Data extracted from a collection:
*****

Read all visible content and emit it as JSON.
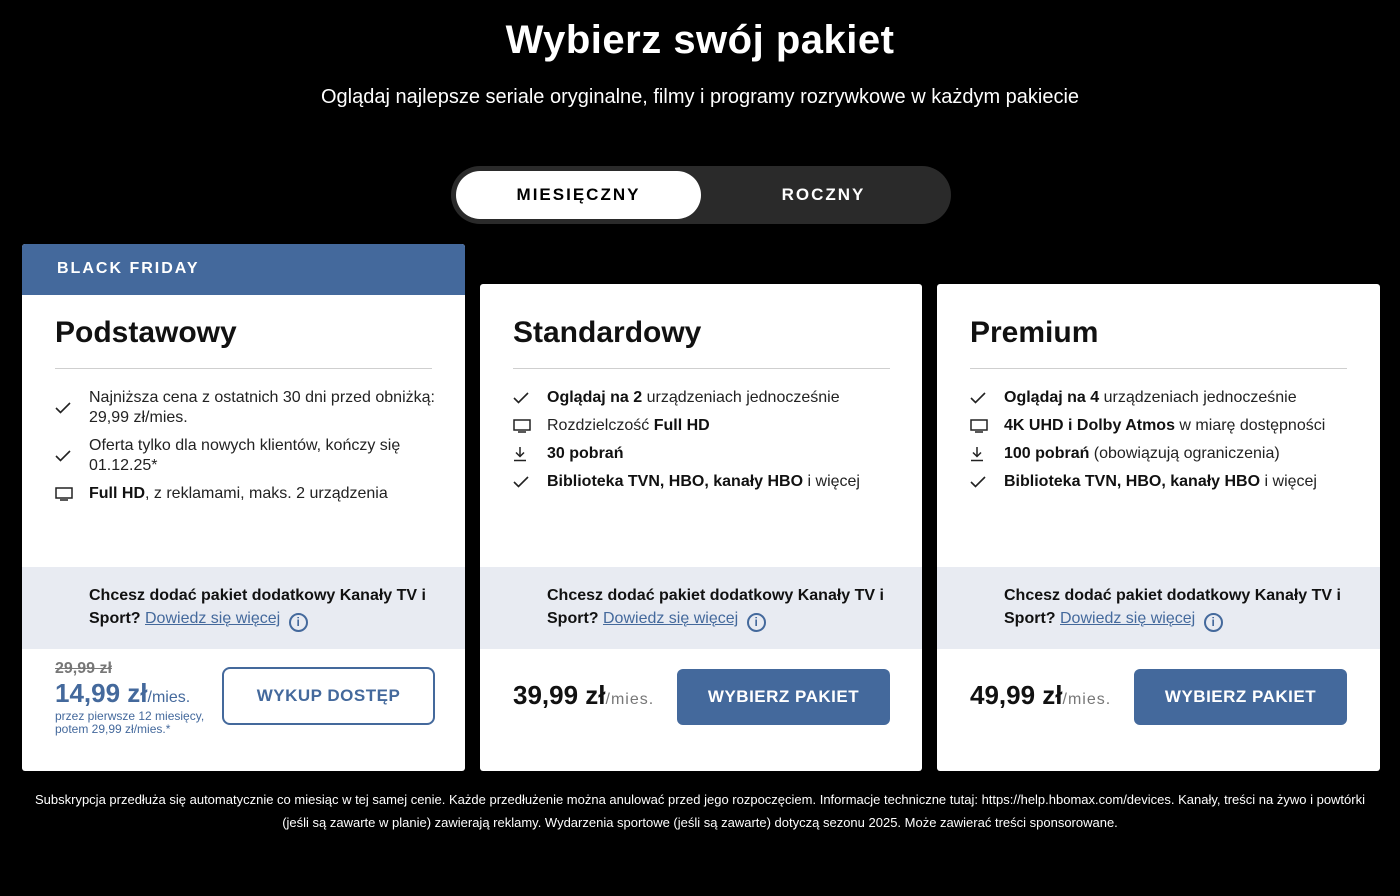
{
  "header": {
    "title": "Wybierz swój pakiet",
    "subtitle": "Oglądaj najlepsze seriale oryginalne, filmy i programy rozrywkowe w każdym pakiecie"
  },
  "billing_toggle": {
    "monthly": "MIESIĘCZNY",
    "yearly": "ROCZNY",
    "selected": "MIESIĘCZNY"
  },
  "plans": [
    {
      "ribbon": "BLACK FRIDAY",
      "name": "Podstawowy",
      "features": [
        {
          "icon": "check-icon",
          "bold": "",
          "text": "Najniższa cena z ostatnich 30 dni przed obniżką: 29,99 zł/mies."
        },
        {
          "icon": "check-icon",
          "bold": "",
          "text": "Oferta tylko dla nowych klientów, kończy się 01.12.25*"
        },
        {
          "icon": "monitor-icon",
          "bold": "Full HD",
          "text": ", z reklamami, maks. 2 urządzenia"
        }
      ],
      "addon": {
        "text": "Chcesz dodać pakiet dodatkowy Kanały TV i Sport?",
        "link": "Dowiedz się więcej"
      },
      "old_price": "29,99 zł",
      "price": "14,99 zł",
      "per": "/mies.",
      "price_note": "przez pierwsze 12 miesięcy, potem 29,99 zł/mies.*",
      "button": "WYKUP DOSTĘP"
    },
    {
      "name": "Standardowy",
      "features": [
        {
          "icon": "check-icon",
          "bold": "Oglądaj na 2",
          "text": " urządzeniach jednocześnie"
        },
        {
          "icon": "monitor-icon",
          "pre": "Rozdzielczość ",
          "bold": "Full HD",
          "text": ""
        },
        {
          "icon": "download-icon",
          "bold": "30 pobrań",
          "text": ""
        },
        {
          "icon": "check-icon",
          "bold": "Biblioteka TVN, HBO, kanały HBO",
          "text": " i więcej"
        }
      ],
      "addon": {
        "text": "Chcesz dodać pakiet dodatkowy Kanały TV i Sport?",
        "link": "Dowiedz się więcej"
      },
      "price": "39,99 zł",
      "per": "/mies.",
      "button": "WYBIERZ PAKIET"
    },
    {
      "name": "Premium",
      "features": [
        {
          "icon": "check-icon",
          "bold": "Oglądaj na 4",
          "text": " urządzeniach jednocześnie"
        },
        {
          "icon": "monitor-icon",
          "bold": "4K UHD i Dolby Atmos",
          "text": " w miarę dostępności"
        },
        {
          "icon": "download-icon",
          "bold": "100 pobrań",
          "text": " (obowiązują ograniczenia)"
        },
        {
          "icon": "check-icon",
          "bold": "Biblioteka TVN, HBO, kanały HBO",
          "text": " i więcej"
        }
      ],
      "addon": {
        "text": "Chcesz dodać pakiet dodatkowy Kanały TV i Sport?",
        "link": "Dowiedz się więcej"
      },
      "price": "49,99 zł",
      "per": "/mies.",
      "button": "WYBIERZ PAKIET"
    }
  ],
  "footer": "Subskrypcja przedłuża się automatycznie co miesiąc w tej samej cenie. Każde przedłużenie można anulować przed jego rozpoczęciem. Informacje techniczne tutaj: https://help.hbomax.com/devices. Kanały, treści na żywo i powtórki (jeśli są zawarte w planie) zawierają reklamy. Wydarzenia sportowe (jeśli są zawarte) dotyczą sezonu 2025. Może zawierać treści sponsorowane.",
  "colors": {
    "accent": "#44699c",
    "background": "#000000",
    "addon_bg": "#e8ebf2"
  }
}
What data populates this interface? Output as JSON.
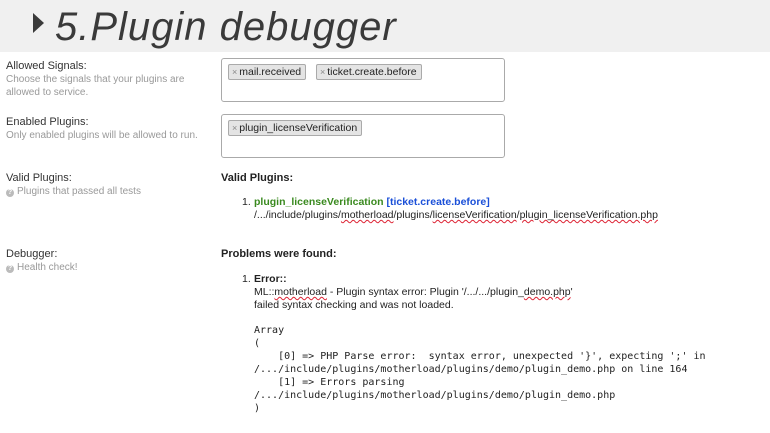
{
  "banner": {
    "title": "5.Plugin debugger"
  },
  "fields": {
    "allowed_signals": {
      "label": "Allowed Signals:",
      "desc": "Choose the signals that your plugins are allowed to service.",
      "chips": [
        "mail.received",
        "ticket.create.before"
      ]
    },
    "enabled_plugins": {
      "label": "Enabled Plugins:",
      "desc": "Only enabled plugins will be allowed to run.",
      "chips": [
        "plugin_licenseVerification"
      ]
    },
    "valid_plugins": {
      "label": "Valid Plugins:",
      "desc": "Plugins that passed all tests",
      "heading": "Valid Plugins:",
      "item_number": "1.",
      "plugin_name": "plugin_licenseVerification",
      "signal": "[ticket.create.before]",
      "path_parts": [
        "/.../include/plugins/",
        "motherload",
        "/plugins/",
        "licenseVerification",
        "/",
        "plugin_licenseVerification.php"
      ]
    },
    "debugger": {
      "label": "Debugger:",
      "desc": "Health check!",
      "heading": "Problems were found:",
      "item_number": "1.",
      "error_title": "Error::",
      "error_line1_parts": [
        "ML::",
        "motherload",
        " - Plugin syntax error: Plugin '/.../.../plugin_",
        "demo.php",
        "'"
      ],
      "error_line2": "failed syntax checking and was not loaded.",
      "array_lines": [
        "Array",
        "(",
        "    [0] => PHP Parse error:  syntax error, unexpected '}', expecting ';' in",
        "/.../include/plugins/motherload/plugins/demo/plugin_demo.php on line 164",
        "    [1] => Errors parsing",
        "/.../include/plugins/motherload/plugins/demo/plugin_demo.php",
        ")"
      ]
    }
  },
  "colors": {
    "plugin_name": "#3a8a1f",
    "signal": "#1a4fd8",
    "banner_bg": "#f0f0f0"
  },
  "icons": {
    "chip_remove": "×",
    "help": "?"
  }
}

*****

All of the data above should be quoted exactly, except for the pictures.

TASK RESPONSE:
Read all visible content and emit it as JSON.
{
  "header": {
    "title": "Wybierz swój pakiet",
    "subtitle": "Oglądaj najlepsze seriale oryginalne, filmy i programy rozrywkowe w każdym pakiecie"
  },
  "billing_toggle": {
    "monthly": "MIESIĘCZNY",
    "yearly": "ROCZNY",
    "selected": "MIESIĘCZNY"
  },
  "plans": [
    {
      "ribbon": "BLACK FRIDAY",
      "name": "Podstawowy",
      "features": [
        {
          "icon": "check-icon",
          "bold": "",
          "text": "Najniższa cena z ostatnich 30 dni przed obniżką: 29,99 zł/mies."
        },
        {
          "icon": "check-icon",
          "bold": "",
          "text": "Oferta tylko dla nowych klientów, kończy się 01.12.25*"
        },
        {
          "icon": "monitor-icon",
          "bold": "Full HD",
          "text": ", z reklamami, maks. 2 urządzenia"
        }
      ],
      "addon": {
        "text": "Chcesz dodać pakiet dodatkowy Kanały TV i Sport?",
        "link": "Dowiedz się więcej"
      },
      "old_price": "29,99 zł",
      "price": "14,99 zł",
      "per": "/mies.",
      "price_note": "przez pierwsze 12 miesięcy, potem 29,99 zł/mies.*",
      "button": "WYKUP DOSTĘP"
    },
    {
      "name": "Standardowy",
      "features": [
        {
          "icon": "check-icon",
          "bold": "Oglądaj na 2",
          "text": " urządzeniach jednocześnie"
        },
        {
          "icon": "monitor-icon",
          "pre": "Rozdzielczość ",
          "bold": "Full HD",
          "text": ""
        },
        {
          "icon": "download-icon",
          "bold": "30 pobrań",
          "text": ""
        },
        {
          "icon": "check-icon",
          "bold": "Biblioteka TVN, HBO, kanały HBO",
          "text": " i więcej"
        }
      ],
      "addon": {
        "text": "Chcesz dodać pakiet dodatkowy Kanały TV i Sport?",
        "link": "Dowiedz się więcej"
      },
      "price": "39,99 zł",
      "per": "/mies.",
      "button": "WYBIERZ PAKIET"
    },
    {
      "name": "Premium",
      "features": [
        {
          "icon": "check-icon",
          "bold": "Oglądaj na 4",
          "text": " urządzeniach jednocześnie"
        },
        {
          "icon": "monitor-icon",
          "bold": "4K UHD i Dolby Atmos",
          "text": " w miarę dostępności"
        },
        {
          "icon": "download-icon",
          "bold": "100 pobrań",
          "text": " (obowiązują ograniczenia)"
        },
        {
          "icon": "check-icon",
          "bold": "Biblioteka TVN, HBO, kanały HBO",
          "text": " i więcej"
        }
      ],
      "addon": {
        "text": "Chcesz dodać pakiet dodatkowy Kanały TV i Sport?",
        "link": "Dowiedz się więcej"
      },
      "price": "49,99 zł",
      "per": "/mies.",
      "button": "WYBIERZ PAKIET"
    }
  ],
  "footer": "Subskrypcja przedłuża się automatycznie co miesiąc w tej samej cenie. Każde przedłużenie można anulować przed jego rozpoczęciem. Informacje techniczne tutaj: https://help.hbomax.com/devices. Kanały, treści na żywo i powtórki (jeśli są zawarte w planie) zawierają reklamy. Wydarzenia sportowe (jeśli są zawarte) dotyczą sezonu 2025. Może zawierać treści sponsorowane.",
  "colors": {
    "accent": "#44699c",
    "background": "#000000",
    "addon_bg": "#e8ebf2"
  }
}
What data populates this interface? Output as JSON.
{
  "banner": {
    "title": "5.Plugin debugger"
  },
  "fields": {
    "allowed_signals": {
      "label": "Allowed Signals:",
      "desc": "Choose the signals that your plugins are allowed to service.",
      "chips": [
        "mail.received",
        "ticket.create.before"
      ]
    },
    "enabled_plugins": {
      "label": "Enabled Plugins:",
      "desc": "Only enabled plugins will be allowed to run.",
      "chips": [
        "plugin_licenseVerification"
      ]
    },
    "valid_plugins": {
      "label": "Valid Plugins:",
      "desc": "Plugins that passed all tests",
      "heading": "Valid Plugins:",
      "item_number": "1.",
      "plugin_name": "plugin_licenseVerification",
      "signal": "[ticket.create.before]",
      "path_parts": [
        "/.../include/plugins/",
        "motherload",
        "/plugins/",
        "licenseVerification",
        "/",
        "plugin_licenseVerification.php"
      ]
    },
    "debugger": {
      "label": "Debugger:",
      "desc": "Health check!",
      "heading": "Problems were found:",
      "item_number": "1.",
      "error_title": "Error::",
      "error_line1_parts": [
        "ML::",
        "motherload",
        " - Plugin syntax error: Plugin '/.../.../plugin_",
        "demo.php",
        "'"
      ],
      "error_line2": "failed syntax checking and was not loaded.",
      "array_lines": [
        "Array",
        "(",
        "    [0] => PHP Parse error:  syntax error, unexpected '}', expecting ';' in",
        "/.../include/plugins/motherload/plugins/demo/plugin_demo.php on line 164",
        "    [1] => Errors parsing",
        "/.../include/plugins/motherload/plugins/demo/plugin_demo.php",
        ")"
      ]
    }
  },
  "colors": {
    "plugin_name": "#3a8a1f",
    "signal": "#1a4fd8",
    "banner_bg": "#f0f0f0"
  },
  "icons": {
    "chip_remove": "×",
    "help": "?"
  }
}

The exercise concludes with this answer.